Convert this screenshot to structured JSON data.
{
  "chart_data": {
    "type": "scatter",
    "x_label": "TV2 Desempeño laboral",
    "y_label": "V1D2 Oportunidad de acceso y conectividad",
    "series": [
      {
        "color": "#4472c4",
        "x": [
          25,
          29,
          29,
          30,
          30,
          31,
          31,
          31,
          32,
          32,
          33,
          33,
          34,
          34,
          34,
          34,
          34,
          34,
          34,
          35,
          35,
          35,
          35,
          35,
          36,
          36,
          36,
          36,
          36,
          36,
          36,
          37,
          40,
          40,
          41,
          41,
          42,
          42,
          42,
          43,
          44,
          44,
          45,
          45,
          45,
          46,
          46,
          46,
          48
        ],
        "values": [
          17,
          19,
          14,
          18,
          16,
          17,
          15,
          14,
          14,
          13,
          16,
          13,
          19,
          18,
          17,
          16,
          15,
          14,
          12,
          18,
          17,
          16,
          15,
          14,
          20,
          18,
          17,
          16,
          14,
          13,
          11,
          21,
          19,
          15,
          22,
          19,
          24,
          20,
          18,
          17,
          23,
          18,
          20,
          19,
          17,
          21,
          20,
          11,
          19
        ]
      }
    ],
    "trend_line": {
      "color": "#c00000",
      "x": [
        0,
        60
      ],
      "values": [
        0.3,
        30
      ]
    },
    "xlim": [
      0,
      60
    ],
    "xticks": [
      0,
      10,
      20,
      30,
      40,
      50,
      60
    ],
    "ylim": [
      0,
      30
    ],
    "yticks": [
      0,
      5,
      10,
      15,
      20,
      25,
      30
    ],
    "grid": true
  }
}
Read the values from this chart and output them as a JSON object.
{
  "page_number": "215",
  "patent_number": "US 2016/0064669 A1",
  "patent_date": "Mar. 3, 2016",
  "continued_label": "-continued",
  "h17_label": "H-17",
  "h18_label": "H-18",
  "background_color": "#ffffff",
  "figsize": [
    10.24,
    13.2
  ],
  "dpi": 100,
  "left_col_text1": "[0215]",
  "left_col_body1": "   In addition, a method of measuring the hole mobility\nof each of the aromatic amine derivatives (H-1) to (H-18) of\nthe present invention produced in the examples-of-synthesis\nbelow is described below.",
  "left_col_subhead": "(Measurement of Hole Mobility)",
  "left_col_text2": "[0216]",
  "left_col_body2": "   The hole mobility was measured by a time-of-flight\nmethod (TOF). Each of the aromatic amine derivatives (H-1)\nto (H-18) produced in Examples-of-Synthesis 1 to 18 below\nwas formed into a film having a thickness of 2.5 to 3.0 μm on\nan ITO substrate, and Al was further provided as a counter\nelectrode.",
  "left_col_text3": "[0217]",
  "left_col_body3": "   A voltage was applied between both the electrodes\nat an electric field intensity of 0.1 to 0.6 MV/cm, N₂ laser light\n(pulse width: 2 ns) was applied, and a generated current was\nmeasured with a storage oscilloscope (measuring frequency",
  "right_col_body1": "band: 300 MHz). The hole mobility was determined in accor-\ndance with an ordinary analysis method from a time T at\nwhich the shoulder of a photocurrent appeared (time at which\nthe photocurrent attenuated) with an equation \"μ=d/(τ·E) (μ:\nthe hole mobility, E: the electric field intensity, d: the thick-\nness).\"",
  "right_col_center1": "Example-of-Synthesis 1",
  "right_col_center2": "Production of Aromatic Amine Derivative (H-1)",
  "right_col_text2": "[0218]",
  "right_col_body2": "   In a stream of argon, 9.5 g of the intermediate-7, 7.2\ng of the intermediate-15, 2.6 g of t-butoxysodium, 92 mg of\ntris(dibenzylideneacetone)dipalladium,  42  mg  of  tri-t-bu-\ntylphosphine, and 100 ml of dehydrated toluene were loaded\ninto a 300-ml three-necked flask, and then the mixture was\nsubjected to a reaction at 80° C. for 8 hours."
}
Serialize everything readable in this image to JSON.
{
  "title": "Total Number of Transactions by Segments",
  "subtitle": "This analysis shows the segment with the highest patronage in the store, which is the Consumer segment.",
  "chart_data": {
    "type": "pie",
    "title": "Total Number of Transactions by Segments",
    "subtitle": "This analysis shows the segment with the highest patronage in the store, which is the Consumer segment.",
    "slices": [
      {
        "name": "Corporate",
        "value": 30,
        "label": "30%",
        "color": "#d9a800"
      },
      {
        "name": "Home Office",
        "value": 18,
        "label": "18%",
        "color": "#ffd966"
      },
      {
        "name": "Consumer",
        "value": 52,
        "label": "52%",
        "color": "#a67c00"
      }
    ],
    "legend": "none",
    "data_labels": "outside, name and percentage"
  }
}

____

WRITTEN REQUEST: Every line above that contains the word "from" should be reported.

REPLY:
Read the values from this chart and output them as a JSON object.
  "right_col_body1": "band: 300 MHz). The hole mobility was determined in accor-\ndance with an ordinary analysis method from a time T at\nwhich the shoulder of a photocurrent appeared (time at which\nthe photocurrent attenuated) with an equation \"μ=d/(τ·E) (μ:\nthe hole mobility, E: the electric field intensity, d: the thick-\nness).\"",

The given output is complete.